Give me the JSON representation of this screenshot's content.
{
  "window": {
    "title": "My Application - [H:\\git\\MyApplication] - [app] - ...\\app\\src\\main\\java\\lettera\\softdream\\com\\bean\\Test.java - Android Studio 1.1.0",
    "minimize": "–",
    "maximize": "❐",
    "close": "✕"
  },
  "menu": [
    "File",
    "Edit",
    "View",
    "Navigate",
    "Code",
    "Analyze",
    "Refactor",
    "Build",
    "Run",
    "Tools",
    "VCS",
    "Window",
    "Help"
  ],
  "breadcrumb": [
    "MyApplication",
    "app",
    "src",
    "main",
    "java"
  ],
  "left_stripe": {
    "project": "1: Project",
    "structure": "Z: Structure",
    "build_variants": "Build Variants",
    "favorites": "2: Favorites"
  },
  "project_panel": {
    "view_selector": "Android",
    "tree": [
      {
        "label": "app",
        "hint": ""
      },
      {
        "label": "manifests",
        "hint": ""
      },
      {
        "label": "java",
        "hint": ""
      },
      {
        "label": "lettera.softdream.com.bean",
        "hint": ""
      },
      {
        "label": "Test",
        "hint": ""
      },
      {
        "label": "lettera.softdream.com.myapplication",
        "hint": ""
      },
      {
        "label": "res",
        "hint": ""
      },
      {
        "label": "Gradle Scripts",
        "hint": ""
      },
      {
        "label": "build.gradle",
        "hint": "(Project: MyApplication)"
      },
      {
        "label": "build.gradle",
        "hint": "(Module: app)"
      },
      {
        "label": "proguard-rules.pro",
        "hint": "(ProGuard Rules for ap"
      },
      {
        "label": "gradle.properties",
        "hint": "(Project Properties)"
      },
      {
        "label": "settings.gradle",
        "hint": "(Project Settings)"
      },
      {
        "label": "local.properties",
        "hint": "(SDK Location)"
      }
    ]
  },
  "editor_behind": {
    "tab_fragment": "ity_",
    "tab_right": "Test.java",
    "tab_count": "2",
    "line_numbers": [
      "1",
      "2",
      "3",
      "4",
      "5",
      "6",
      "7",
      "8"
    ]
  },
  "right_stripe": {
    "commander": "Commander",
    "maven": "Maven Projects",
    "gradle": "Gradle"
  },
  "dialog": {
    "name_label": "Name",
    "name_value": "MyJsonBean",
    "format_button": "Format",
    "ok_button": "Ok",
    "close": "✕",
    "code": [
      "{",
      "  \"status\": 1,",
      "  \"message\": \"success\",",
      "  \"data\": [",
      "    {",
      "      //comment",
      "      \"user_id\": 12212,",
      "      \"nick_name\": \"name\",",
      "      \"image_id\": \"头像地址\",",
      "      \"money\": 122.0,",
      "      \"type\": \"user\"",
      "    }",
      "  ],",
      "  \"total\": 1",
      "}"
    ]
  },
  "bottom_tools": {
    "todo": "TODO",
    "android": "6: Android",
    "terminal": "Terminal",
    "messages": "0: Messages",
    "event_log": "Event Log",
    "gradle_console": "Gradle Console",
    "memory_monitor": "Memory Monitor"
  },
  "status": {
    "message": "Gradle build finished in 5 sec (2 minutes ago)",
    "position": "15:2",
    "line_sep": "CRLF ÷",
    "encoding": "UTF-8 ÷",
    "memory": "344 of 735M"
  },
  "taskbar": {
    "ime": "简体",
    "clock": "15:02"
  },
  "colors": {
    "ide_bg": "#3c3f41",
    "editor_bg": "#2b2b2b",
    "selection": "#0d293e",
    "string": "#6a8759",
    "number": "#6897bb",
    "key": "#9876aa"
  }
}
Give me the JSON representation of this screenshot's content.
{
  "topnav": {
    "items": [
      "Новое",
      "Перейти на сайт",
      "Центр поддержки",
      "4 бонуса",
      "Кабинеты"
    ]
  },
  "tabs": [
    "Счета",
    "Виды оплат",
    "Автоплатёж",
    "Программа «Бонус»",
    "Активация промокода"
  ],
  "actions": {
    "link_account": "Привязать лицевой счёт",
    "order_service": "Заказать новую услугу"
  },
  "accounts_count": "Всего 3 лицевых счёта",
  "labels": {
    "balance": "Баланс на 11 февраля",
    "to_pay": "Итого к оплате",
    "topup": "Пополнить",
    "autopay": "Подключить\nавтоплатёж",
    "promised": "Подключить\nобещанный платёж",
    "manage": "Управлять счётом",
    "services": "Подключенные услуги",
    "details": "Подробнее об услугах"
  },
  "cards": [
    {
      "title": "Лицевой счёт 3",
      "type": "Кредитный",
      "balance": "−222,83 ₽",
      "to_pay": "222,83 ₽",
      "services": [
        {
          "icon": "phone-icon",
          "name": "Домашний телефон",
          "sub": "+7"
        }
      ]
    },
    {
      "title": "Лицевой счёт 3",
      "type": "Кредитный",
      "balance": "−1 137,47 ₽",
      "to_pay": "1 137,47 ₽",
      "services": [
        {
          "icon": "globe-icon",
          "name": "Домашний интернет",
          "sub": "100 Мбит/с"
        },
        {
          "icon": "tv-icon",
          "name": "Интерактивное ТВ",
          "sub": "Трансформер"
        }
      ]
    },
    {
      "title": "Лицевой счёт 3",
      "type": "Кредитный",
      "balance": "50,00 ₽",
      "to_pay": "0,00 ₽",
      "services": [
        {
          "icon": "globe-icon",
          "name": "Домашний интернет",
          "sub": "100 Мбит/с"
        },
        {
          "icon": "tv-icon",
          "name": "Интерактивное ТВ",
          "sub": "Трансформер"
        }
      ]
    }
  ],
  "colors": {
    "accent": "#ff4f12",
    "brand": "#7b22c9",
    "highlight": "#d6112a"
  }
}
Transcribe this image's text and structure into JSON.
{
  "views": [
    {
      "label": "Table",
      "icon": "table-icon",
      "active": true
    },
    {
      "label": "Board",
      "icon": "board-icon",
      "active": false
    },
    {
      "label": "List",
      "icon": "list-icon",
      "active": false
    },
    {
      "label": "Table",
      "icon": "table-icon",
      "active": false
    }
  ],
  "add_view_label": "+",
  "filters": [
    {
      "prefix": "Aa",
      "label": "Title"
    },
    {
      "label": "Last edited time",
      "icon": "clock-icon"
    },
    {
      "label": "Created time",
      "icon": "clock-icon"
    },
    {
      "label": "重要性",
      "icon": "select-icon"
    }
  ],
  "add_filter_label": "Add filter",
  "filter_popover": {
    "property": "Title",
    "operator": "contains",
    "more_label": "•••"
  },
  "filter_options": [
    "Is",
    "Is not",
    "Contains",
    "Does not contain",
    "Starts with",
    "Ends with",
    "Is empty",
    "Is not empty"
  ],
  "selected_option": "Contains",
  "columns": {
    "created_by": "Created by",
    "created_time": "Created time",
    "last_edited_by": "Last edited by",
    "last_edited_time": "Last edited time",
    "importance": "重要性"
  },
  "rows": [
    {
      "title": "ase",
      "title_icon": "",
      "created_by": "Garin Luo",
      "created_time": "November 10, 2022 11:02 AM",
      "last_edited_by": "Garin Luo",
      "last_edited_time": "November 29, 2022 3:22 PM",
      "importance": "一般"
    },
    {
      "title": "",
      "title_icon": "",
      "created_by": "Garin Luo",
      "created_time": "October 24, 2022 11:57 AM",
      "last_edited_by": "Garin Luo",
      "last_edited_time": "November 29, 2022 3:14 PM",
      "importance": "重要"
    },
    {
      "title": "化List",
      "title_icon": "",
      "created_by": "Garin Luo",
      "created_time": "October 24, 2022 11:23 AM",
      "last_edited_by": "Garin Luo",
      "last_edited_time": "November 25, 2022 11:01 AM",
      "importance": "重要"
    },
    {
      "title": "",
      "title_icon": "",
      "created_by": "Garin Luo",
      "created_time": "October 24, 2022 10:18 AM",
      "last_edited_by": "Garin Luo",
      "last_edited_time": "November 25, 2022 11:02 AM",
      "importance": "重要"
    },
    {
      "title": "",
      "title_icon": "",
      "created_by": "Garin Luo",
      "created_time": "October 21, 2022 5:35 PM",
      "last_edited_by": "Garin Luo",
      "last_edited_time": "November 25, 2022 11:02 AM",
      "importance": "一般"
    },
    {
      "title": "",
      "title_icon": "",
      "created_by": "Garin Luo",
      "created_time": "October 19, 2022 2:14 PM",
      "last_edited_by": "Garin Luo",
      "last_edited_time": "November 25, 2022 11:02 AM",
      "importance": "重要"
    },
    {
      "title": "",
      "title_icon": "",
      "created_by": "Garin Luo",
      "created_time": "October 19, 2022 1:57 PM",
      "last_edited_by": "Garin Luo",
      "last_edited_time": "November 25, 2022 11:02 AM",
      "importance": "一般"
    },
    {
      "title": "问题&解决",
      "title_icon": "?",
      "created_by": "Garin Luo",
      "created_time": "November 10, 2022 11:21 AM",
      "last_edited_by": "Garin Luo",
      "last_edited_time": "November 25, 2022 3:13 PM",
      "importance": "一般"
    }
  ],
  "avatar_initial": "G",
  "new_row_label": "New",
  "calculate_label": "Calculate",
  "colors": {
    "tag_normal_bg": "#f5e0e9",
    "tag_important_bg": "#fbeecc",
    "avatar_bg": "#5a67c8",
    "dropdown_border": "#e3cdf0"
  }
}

━━━━━━━━━━━━━━━━━━━━

:: WORK TO COMPLETE ::
Note each line of the entries that has "Test" in it, and copy those lines.

:: PROBLEM SOLUTION ::
    "title": "My Application - [H:\\git\\MyApplication] - [app] - ...\\app\\src\\main\\java\\lettera\\softdream\\com\\bean\\Test.java - Android Studio 1.1.0",
        "label": "Test",
    "tab_right": "Test.java",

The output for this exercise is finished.